● Exercise aim
Go through the entries below and print each one exactly, leaving out pictures.

● Dataset entries

══════════════════════════════

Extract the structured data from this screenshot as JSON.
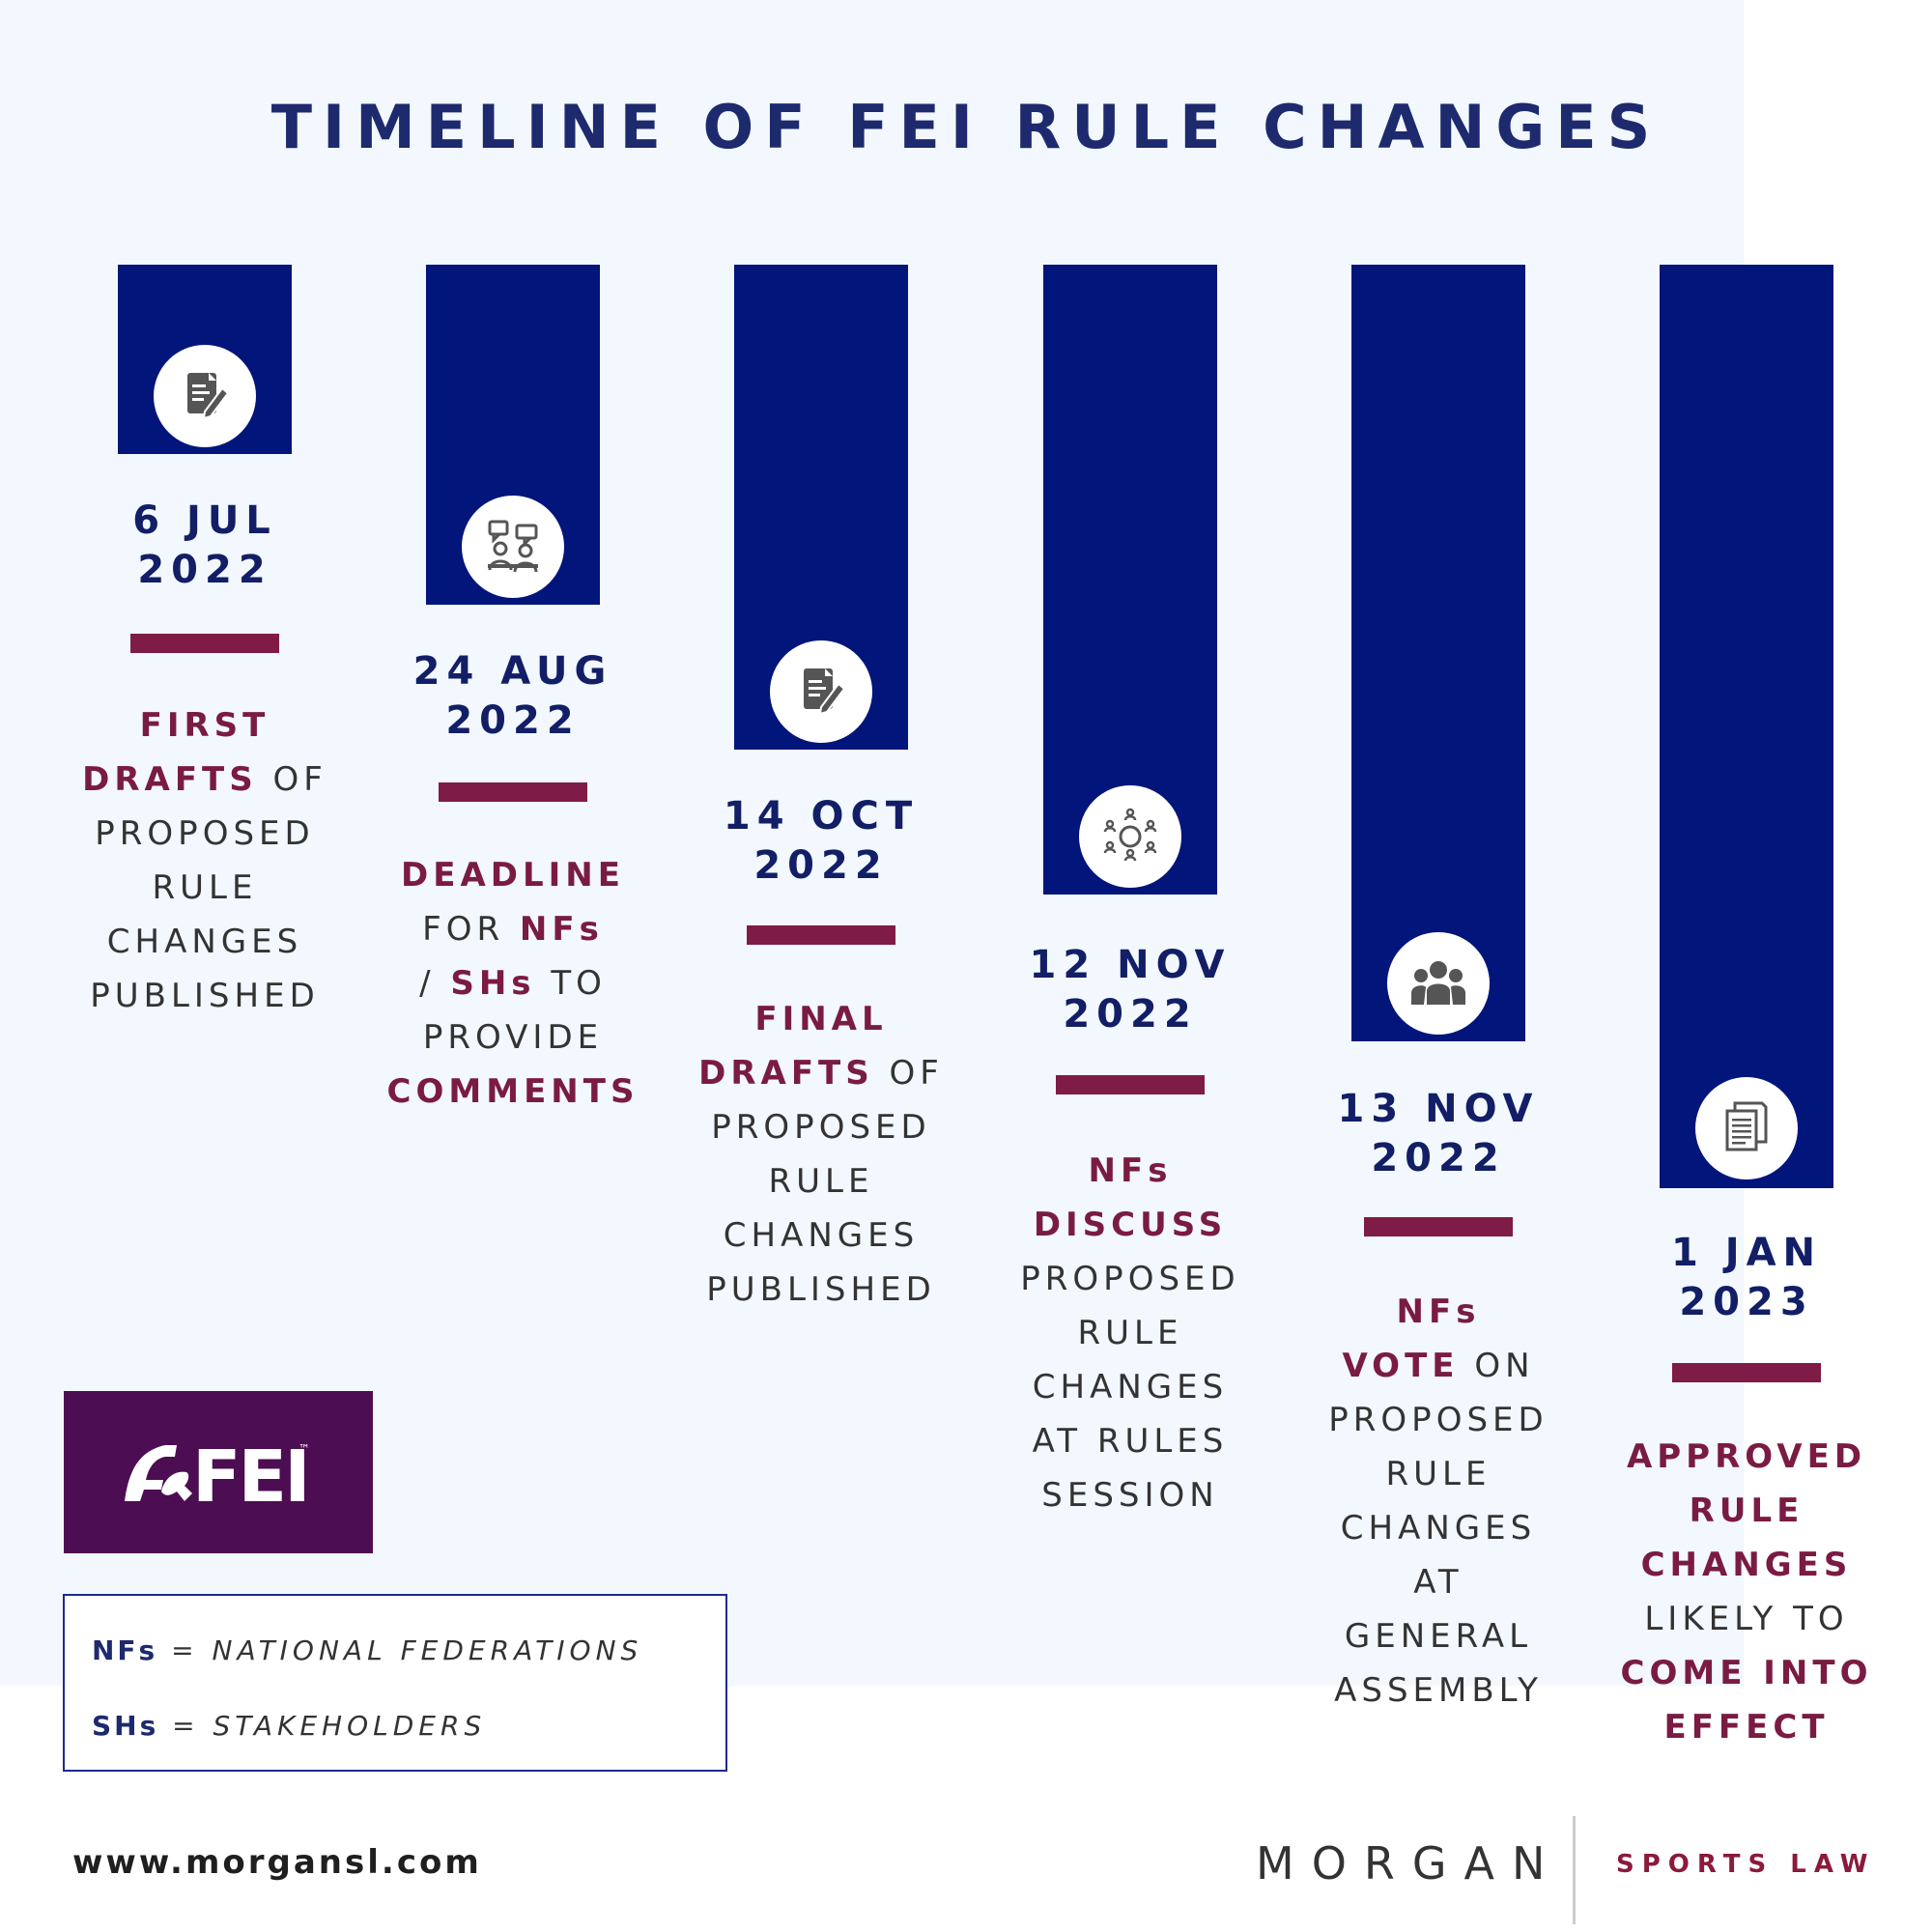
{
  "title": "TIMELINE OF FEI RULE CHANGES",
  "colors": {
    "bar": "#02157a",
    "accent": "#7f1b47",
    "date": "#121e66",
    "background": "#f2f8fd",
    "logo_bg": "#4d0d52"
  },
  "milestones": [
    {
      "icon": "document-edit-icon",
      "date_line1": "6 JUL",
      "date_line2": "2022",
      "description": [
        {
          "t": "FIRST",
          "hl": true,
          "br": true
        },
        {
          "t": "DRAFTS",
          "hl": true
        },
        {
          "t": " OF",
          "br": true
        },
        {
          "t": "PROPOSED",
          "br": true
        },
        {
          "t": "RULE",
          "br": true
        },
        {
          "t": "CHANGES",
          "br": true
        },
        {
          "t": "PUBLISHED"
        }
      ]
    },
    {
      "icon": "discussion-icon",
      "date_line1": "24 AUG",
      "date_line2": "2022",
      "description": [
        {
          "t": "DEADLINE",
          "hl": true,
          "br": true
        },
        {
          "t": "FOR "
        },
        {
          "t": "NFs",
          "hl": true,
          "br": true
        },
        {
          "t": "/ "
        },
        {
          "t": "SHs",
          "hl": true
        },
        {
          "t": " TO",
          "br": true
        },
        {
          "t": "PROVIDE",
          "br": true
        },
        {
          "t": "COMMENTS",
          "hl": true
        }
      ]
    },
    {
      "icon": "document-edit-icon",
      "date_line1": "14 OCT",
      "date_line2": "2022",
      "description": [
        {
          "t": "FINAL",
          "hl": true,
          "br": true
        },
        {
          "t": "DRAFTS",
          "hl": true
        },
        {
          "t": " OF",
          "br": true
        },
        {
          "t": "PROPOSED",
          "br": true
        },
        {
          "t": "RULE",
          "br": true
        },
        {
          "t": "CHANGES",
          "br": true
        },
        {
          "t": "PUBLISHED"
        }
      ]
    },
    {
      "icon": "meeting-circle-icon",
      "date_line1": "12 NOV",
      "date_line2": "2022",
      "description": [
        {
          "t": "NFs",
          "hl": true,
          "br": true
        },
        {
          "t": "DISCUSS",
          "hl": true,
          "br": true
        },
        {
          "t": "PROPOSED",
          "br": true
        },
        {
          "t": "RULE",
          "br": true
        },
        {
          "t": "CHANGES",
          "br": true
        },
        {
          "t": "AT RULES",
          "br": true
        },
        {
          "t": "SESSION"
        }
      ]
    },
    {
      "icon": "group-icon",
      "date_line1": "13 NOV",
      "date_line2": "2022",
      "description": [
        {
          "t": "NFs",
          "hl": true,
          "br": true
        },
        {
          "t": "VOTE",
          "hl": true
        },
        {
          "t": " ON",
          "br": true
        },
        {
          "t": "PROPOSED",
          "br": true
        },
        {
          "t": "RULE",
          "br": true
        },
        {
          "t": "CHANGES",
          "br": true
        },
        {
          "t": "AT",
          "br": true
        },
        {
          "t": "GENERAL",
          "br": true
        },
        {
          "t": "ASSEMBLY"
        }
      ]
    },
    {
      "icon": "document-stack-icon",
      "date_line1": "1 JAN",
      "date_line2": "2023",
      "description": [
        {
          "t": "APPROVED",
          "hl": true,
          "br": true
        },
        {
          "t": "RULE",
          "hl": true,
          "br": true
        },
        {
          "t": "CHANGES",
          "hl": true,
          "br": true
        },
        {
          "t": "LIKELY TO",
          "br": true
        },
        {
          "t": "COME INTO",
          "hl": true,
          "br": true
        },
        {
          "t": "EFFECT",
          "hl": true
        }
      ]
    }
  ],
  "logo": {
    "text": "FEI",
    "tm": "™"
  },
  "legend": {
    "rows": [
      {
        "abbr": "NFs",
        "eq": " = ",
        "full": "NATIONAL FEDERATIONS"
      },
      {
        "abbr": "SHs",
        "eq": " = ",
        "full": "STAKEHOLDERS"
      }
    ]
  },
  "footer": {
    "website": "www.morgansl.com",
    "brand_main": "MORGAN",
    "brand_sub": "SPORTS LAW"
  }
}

══════════════════════════════

● Correct answer
Extract the structured data from this screenshot as JSON.
{
  "title": "TIMELINE OF FEI RULE CHANGES",
  "colors": {
    "bar": "#02157a",
    "accent": "#7f1b47",
    "date": "#121e66",
    "background": "#f2f8fd",
    "logo_bg": "#4d0d52"
  },
  "milestones": [
    {
      "icon": "document-edit-icon",
      "date_line1": "6 JUL",
      "date_line2": "2022",
      "description": [
        {
          "t": "FIRST",
          "hl": true,
          "br": true
        },
        {
          "t": "DRAFTS",
          "hl": true
        },
        {
          "t": " OF",
          "br": true
        },
        {
          "t": "PROPOSED",
          "br": true
        },
        {
          "t": "RULE",
          "br": true
        },
        {
          "t": "CHANGES",
          "br": true
        },
        {
          "t": "PUBLISHED"
        }
      ]
    },
    {
      "icon": "discussion-icon",
      "date_line1": "24 AUG",
      "date_line2": "2022",
      "description": [
        {
          "t": "DEADLINE",
          "hl": true,
          "br": true
        },
        {
          "t": "FOR "
        },
        {
          "t": "NFs",
          "hl": true,
          "br": true
        },
        {
          "t": "/ "
        },
        {
          "t": "SHs",
          "hl": true
        },
        {
          "t": " TO",
          "br": true
        },
        {
          "t": "PROVIDE",
          "br": true
        },
        {
          "t": "COMMENTS",
          "hl": true
        }
      ]
    },
    {
      "icon": "document-edit-icon",
      "date_line1": "14 OCT",
      "date_line2": "2022",
      "description": [
        {
          "t": "FINAL",
          "hl": true,
          "br": true
        },
        {
          "t": "DRAFTS",
          "hl": true
        },
        {
          "t": " OF",
          "br": true
        },
        {
          "t": "PROPOSED",
          "br": true
        },
        {
          "t": "RULE",
          "br": true
        },
        {
          "t": "CHANGES",
          "br": true
        },
        {
          "t": "PUBLISHED"
        }
      ]
    },
    {
      "icon": "meeting-circle-icon",
      "date_line1": "12 NOV",
      "date_line2": "2022",
      "description": [
        {
          "t": "NFs",
          "hl": true,
          "br": true
        },
        {
          "t": "DISCUSS",
          "hl": true,
          "br": true
        },
        {
          "t": "PROPOSED",
          "br": true
        },
        {
          "t": "RULE",
          "br": true
        },
        {
          "t": "CHANGES",
          "br": true
        },
        {
          "t": "AT RULES",
          "br": true
        },
        {
          "t": "SESSION"
        }
      ]
    },
    {
      "icon": "group-icon",
      "date_line1": "13 NOV",
      "date_line2": "2022",
      "description": [
        {
          "t": "NFs",
          "hl": true,
          "br": true
        },
        {
          "t": "VOTE",
          "hl": true
        },
        {
          "t": " ON",
          "br": true
        },
        {
          "t": "PROPOSED",
          "br": true
        },
        {
          "t": "RULE",
          "br": true
        },
        {
          "t": "CHANGES",
          "br": true
        },
        {
          "t": "AT",
          "br": true
        },
        {
          "t": "GENERAL",
          "br": true
        },
        {
          "t": "ASSEMBLY"
        }
      ]
    },
    {
      "icon": "document-stack-icon",
      "date_line1": "1 JAN",
      "date_line2": "2023",
      "description": [
        {
          "t": "APPROVED",
          "hl": true,
          "br": true
        },
        {
          "t": "RULE",
          "hl": true,
          "br": true
        },
        {
          "t": "CHANGES",
          "hl": true,
          "br": true
        },
        {
          "t": "LIKELY TO",
          "br": true
        },
        {
          "t": "COME INTO",
          "hl": true,
          "br": true
        },
        {
          "t": "EFFECT",
          "hl": true
        }
      ]
    }
  ],
  "logo": {
    "text": "FEI",
    "tm": "™"
  },
  "legend": {
    "rows": [
      {
        "abbr": "NFs",
        "eq": " = ",
        "full": "NATIONAL FEDERATIONS"
      },
      {
        "abbr": "SHs",
        "eq": " = ",
        "full": "STAKEHOLDERS"
      }
    ]
  },
  "footer": {
    "website": "www.morgansl.com",
    "brand_main": "MORGAN",
    "brand_sub": "SPORTS LAW"
  }
}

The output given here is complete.